**Written instruction**
Pick out the lines in the listing below that contain the word "name" and copy them.

**Recorded data**
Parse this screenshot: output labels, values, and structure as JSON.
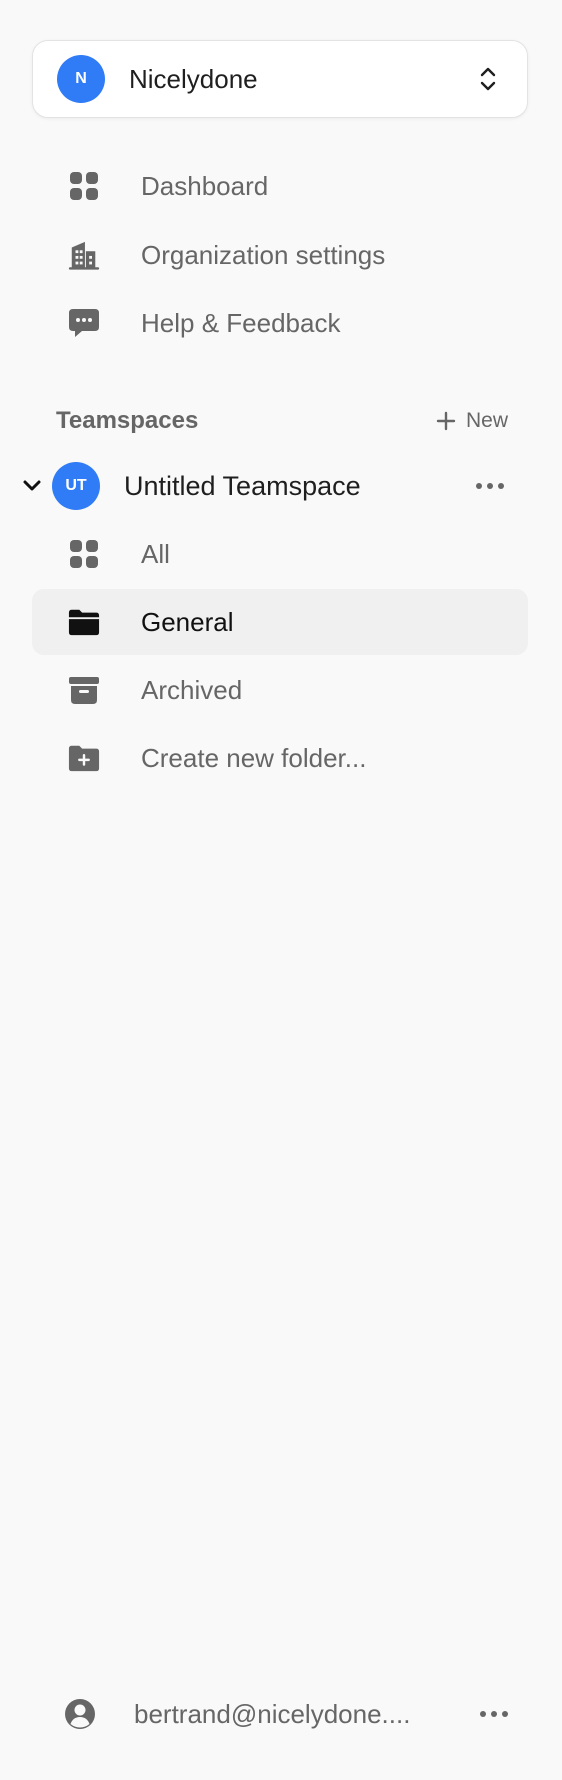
{
  "org": {
    "initial": "N",
    "name": "Nicelydone",
    "avatar_color": "#2f7cf6",
    "switch_icon": "chevron-up-down-icon"
  },
  "nav": {
    "items": [
      {
        "label": "Dashboard",
        "icon": "grid-icon"
      },
      {
        "label": "Organization settings",
        "icon": "building-icon"
      },
      {
        "label": "Help & Feedback",
        "icon": "chat-bubble-icon"
      }
    ]
  },
  "teamspaces": {
    "title": "Teamspaces",
    "new_label": "New",
    "team": {
      "initials": "UT",
      "name": "Untitled Teamspace",
      "expanded": true,
      "items": [
        {
          "label": "All",
          "icon": "grid-icon",
          "selected": false
        },
        {
          "label": "General",
          "icon": "folder-icon",
          "selected": true
        },
        {
          "label": "Archived",
          "icon": "archive-icon",
          "selected": false
        },
        {
          "label": "Create new folder...",
          "icon": "folder-plus-icon",
          "selected": false
        }
      ]
    }
  },
  "footer": {
    "email": "bertrand@nicelydone....",
    "icon": "user-circle-icon"
  },
  "colors": {
    "background": "#f9f9f9",
    "accent": "#2f7cf6",
    "selected_bg": "#f0f0f0",
    "text_muted": "#666666",
    "text_strong": "#1f1f1f"
  }
}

**Response below**
    "name": "Nicelydone",
      "name": "Untitled Teamspace",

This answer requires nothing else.